**Aim:** For the data that follows, report how many lines contain the word "GEFS", and nothing else.

+===+

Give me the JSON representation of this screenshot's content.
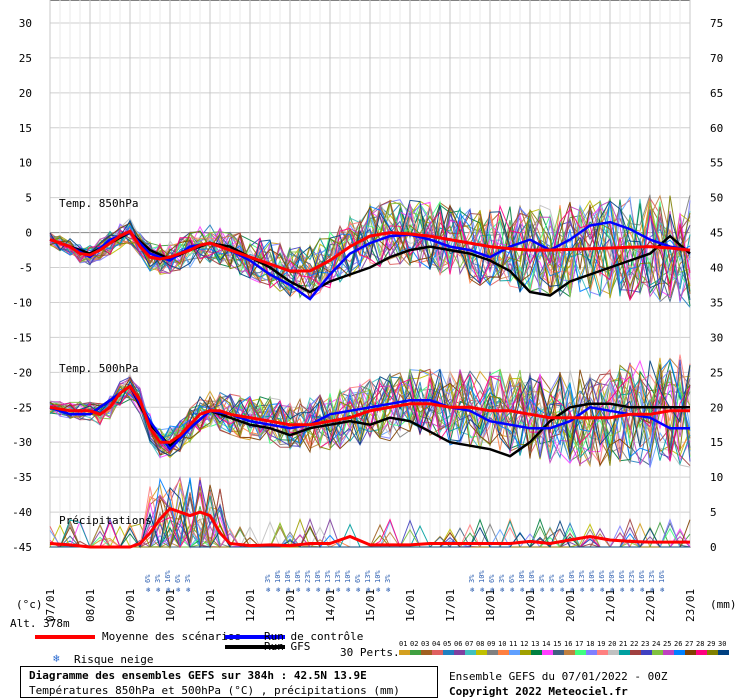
{
  "chart_data": {
    "type": "line",
    "left_axis": {
      "unit": "(°c)",
      "min": -45,
      "max": 30,
      "ticks": [
        30,
        25,
        20,
        15,
        10,
        5,
        0,
        -5,
        -10,
        -15,
        -20,
        -25,
        -30,
        -35,
        -40,
        -45
      ]
    },
    "right_axis": {
      "unit": "(mm)",
      "min": 0,
      "max": 75,
      "ticks": [
        75,
        70,
        65,
        60,
        55,
        50,
        45,
        40,
        35,
        30,
        25,
        20,
        15,
        10,
        5,
        0
      ]
    },
    "x_dates": [
      "07/01",
      "08/01",
      "09/01",
      "10/01",
      "11/01",
      "12/01",
      "13/01",
      "14/01",
      "15/01",
      "16/01",
      "17/01",
      "18/01",
      "19/01",
      "20/01",
      "21/01",
      "22/01",
      "23/01"
    ],
    "altitude_label": "Alt. 378m",
    "panel_labels": {
      "t850": "Temp. 850hPa",
      "t500": "Temp. 500hPa",
      "precip": "Précipitations"
    },
    "grid": true,
    "series": [
      {
        "name": "Moyenne des scénarios",
        "group": "t850",
        "color": "#ff0000",
        "x": [
          0,
          0.25,
          0.5,
          0.75,
          1,
          1.25,
          1.5,
          1.75,
          2,
          2.25,
          2.5,
          2.75,
          3,
          3.25,
          3.5,
          3.75,
          4,
          4.25,
          4.5,
          4.75,
          5,
          5.5,
          6,
          6.5,
          7,
          7.5,
          8,
          8.5,
          9,
          9.5,
          10,
          10.5,
          11,
          11.5,
          12,
          12.5,
          13,
          13.5,
          14,
          14.5,
          15,
          15.5,
          16
        ],
        "y": [
          -1,
          -1.5,
          -2,
          -3,
          -3.2,
          -2.5,
          -1.5,
          -0.5,
          0.2,
          -2,
          -3.5,
          -3.8,
          -3.5,
          -3,
          -2.5,
          -1.8,
          -1.5,
          -2,
          -2.5,
          -3,
          -3.5,
          -4.5,
          -5.5,
          -5.5,
          -4,
          -2,
          -0.5,
          0,
          -0.2,
          -0.5,
          -1,
          -1.5,
          -2,
          -2.3,
          -2.5,
          -2.5,
          -2.4,
          -2.3,
          -2.2,
          -2.1,
          -2,
          -2.2,
          -2.5
        ]
      },
      {
        "name": "Run de contrôle",
        "group": "t850",
        "color": "#0000ff",
        "x": [
          0,
          0.5,
          1,
          1.5,
          2,
          2.5,
          3,
          3.5,
          4,
          4.5,
          5,
          5.5,
          6,
          6.5,
          7,
          7.5,
          8,
          8.5,
          9,
          9.5,
          10,
          10.5,
          11,
          11.5,
          12,
          12.5,
          13,
          13.5,
          14,
          14.5,
          15,
          15.5,
          16
        ],
        "y": [
          -1,
          -2,
          -3.5,
          -1,
          0,
          -3,
          -4,
          -2,
          -1.5,
          -2.5,
          -4,
          -6,
          -7.5,
          -9.5,
          -6,
          -3,
          -1.5,
          -0.5,
          -0.3,
          -1,
          -2,
          -2.5,
          -3.5,
          -2,
          -1,
          -2.5,
          -1,
          1,
          1.5,
          0.5,
          -1,
          -2,
          -2.5
        ]
      },
      {
        "name": "Run GFS",
        "group": "t850",
        "color": "#000000",
        "x": [
          0,
          0.5,
          1,
          1.5,
          2,
          2.5,
          3,
          3.5,
          4,
          4.5,
          5,
          5.5,
          6,
          6.5,
          7,
          7.5,
          8,
          8.5,
          9,
          9.5,
          10,
          10.5,
          11,
          11.5,
          12,
          12.5,
          13,
          13.5,
          14,
          14.5,
          15,
          15.5,
          16
        ],
        "y": [
          -1,
          -2,
          -3,
          -1.5,
          0,
          -2.5,
          -3.8,
          -2.5,
          -1.5,
          -2,
          -3.5,
          -5,
          -7,
          -8.5,
          -7,
          -6,
          -5,
          -3.5,
          -2.5,
          -2,
          -2.5,
          -3,
          -4,
          -5.5,
          -8.5,
          -9,
          -7,
          -6,
          -5,
          -4,
          -3,
          -0.5,
          -3
        ]
      },
      {
        "name": "Moyenne des scénarios",
        "group": "t500",
        "color": "#ff0000",
        "x": [
          0,
          0.5,
          1,
          1.25,
          1.5,
          1.75,
          2,
          2.25,
          2.5,
          2.75,
          3,
          3.25,
          3.5,
          3.75,
          4,
          4.25,
          4.5,
          5,
          5.5,
          6,
          6.5,
          7,
          7.5,
          8,
          8.5,
          9,
          9.5,
          10,
          10.5,
          11,
          11.5,
          12,
          12.5,
          13,
          13.5,
          14,
          14.5,
          15,
          15.5,
          16
        ],
        "y": [
          -25,
          -25.5,
          -25.5,
          -26,
          -25,
          -23,
          -22,
          -24,
          -28,
          -30,
          -30,
          -29,
          -27.5,
          -26,
          -25.5,
          -25.5,
          -26,
          -26.5,
          -27,
          -27.5,
          -27.5,
          -27,
          -26.5,
          -25.5,
          -25,
          -24.5,
          -24.5,
          -25,
          -25,
          -25.5,
          -25.5,
          -26,
          -26.5,
          -26.5,
          -26.5,
          -26.5,
          -26,
          -26,
          -25.5,
          -25.5
        ]
      },
      {
        "name": "Run de contrôle",
        "group": "t500",
        "color": "#0000ff",
        "x": [
          0,
          0.5,
          1,
          1.5,
          2,
          2.5,
          3,
          3.5,
          4,
          4.5,
          5,
          5.5,
          6,
          6.5,
          7,
          7.5,
          8,
          8.5,
          9,
          9.5,
          10,
          10.5,
          11,
          11.5,
          12,
          12.5,
          13,
          13.5,
          14,
          14.5,
          15,
          15.5,
          16
        ],
        "y": [
          -25,
          -26,
          -26,
          -24,
          -22,
          -27,
          -31,
          -28,
          -25.5,
          -26,
          -27,
          -27.5,
          -28,
          -27.5,
          -26,
          -25.5,
          -25,
          -24.5,
          -24,
          -24,
          -25,
          -25.5,
          -27,
          -27.5,
          -28,
          -28,
          -27,
          -25,
          -25.5,
          -26,
          -26.5,
          -28,
          -28
        ]
      },
      {
        "name": "Run GFS",
        "group": "t500",
        "color": "#000000",
        "x": [
          0,
          0.5,
          1,
          1.5,
          2,
          2.5,
          3,
          3.5,
          4,
          4.5,
          5,
          5.5,
          6,
          6.5,
          7,
          7.5,
          8,
          8.5,
          9,
          9.5,
          10,
          10.5,
          11,
          11.5,
          12,
          12.5,
          13,
          13.5,
          14,
          14.5,
          15,
          15.5,
          16
        ],
        "y": [
          -25,
          -26,
          -26,
          -24,
          -22,
          -27.5,
          -30.5,
          -28,
          -25.5,
          -26.5,
          -27.5,
          -28,
          -29,
          -28,
          -27.5,
          -27,
          -27.5,
          -26.5,
          -27,
          -28.5,
          -30,
          -30.5,
          -31,
          -32,
          -30,
          -27,
          -25,
          -24.5,
          -24.5,
          -25,
          -25,
          -25,
          -25
        ]
      },
      {
        "name": "Moyenne des scénarios",
        "group": "precip",
        "color": "#ff0000",
        "x": [
          0,
          0.5,
          1,
          1.5,
          2,
          2.25,
          2.5,
          2.75,
          3,
          3.25,
          3.5,
          3.75,
          4,
          4.25,
          4.5,
          5,
          5.5,
          6,
          6.5,
          7,
          7.5,
          8,
          8.5,
          9,
          9.5,
          10,
          10.5,
          11,
          11.5,
          12,
          12.5,
          13,
          13.5,
          14,
          14.5,
          15,
          15.5,
          16
        ],
        "y": [
          0.5,
          0.3,
          0,
          0,
          0,
          0.5,
          2,
          4,
          5.5,
          5,
          4.5,
          5,
          4.5,
          2,
          0.5,
          0.2,
          0.3,
          0.2,
          0.5,
          0.5,
          1.5,
          0.3,
          0.3,
          0.3,
          0.5,
          0.5,
          0.5,
          0.5,
          0.5,
          0.8,
          0.5,
          1,
          1.5,
          1,
          0.8,
          0.7,
          0.7,
          0.7
        ]
      }
    ],
    "snow_risk_groups": [
      {
        "x_start": 2.4,
        "labels": [
          "6%",
          "3%",
          "16%",
          "6%",
          "3%"
        ]
      },
      {
        "x_start": 5.4,
        "labels": [
          "3%",
          "10%",
          "10%",
          "10%",
          "23%",
          "10%",
          "13%",
          "13%",
          "10%",
          "6%",
          "13%",
          "10%",
          "3%"
        ]
      },
      {
        "x_start": 10.5,
        "labels": [
          "3%",
          "10%",
          "6%",
          "3%",
          "6%",
          "10%",
          "10%",
          "3%",
          "3%",
          "6%",
          "10%",
          "13%",
          "10%",
          "16%",
          "20%",
          "16%",
          "23%",
          "16%",
          "13%",
          "16%"
        ]
      }
    ]
  },
  "legend": {
    "mean": "Moyenne des scénarios",
    "control": "Run de contrôle",
    "gfs": "Run GFS",
    "snow_risk": "Risque neige",
    "perts": "30 Perts.",
    "pert_numbers": [
      "01",
      "02",
      "03",
      "04",
      "05",
      "06",
      "07",
      "08",
      "09",
      "10",
      "11",
      "12",
      "13",
      "14",
      "15",
      "16",
      "17",
      "18",
      "19",
      "20",
      "21",
      "22",
      "23",
      "24",
      "25",
      "26",
      "27",
      "28",
      "29",
      "30"
    ],
    "pert_colors": [
      "#d4a020",
      "#40a040",
      "#a06020",
      "#e06060",
      "#2080c0",
      "#8040a0",
      "#40c0c0",
      "#c0c000",
      "#808080",
      "#ff8040",
      "#60a0ff",
      "#a0a000",
      "#008040",
      "#ff40ff",
      "#406080",
      "#c08040",
      "#40ff80",
      "#8080ff",
      "#ff8080",
      "#c0c0c0",
      "#00a0a0",
      "#a04040",
      "#4040c0",
      "#80c040",
      "#c040c0",
      "#0080ff",
      "#804000",
      "#ff0080",
      "#808000",
      "#004080"
    ]
  },
  "title": {
    "line1": "Diagramme des ensembles GEFS sur 384h : 42.5N 13.9E",
    "line2": "Températures 850hPa et 500hPa (°C) , précipitations (mm)"
  },
  "info": {
    "ensemble": "Ensemble GEFS du 07/01/2022 - 00Z",
    "copyright": "Copyright 2022 Meteociel.fr"
  }
}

+===+

**Solution below:** 2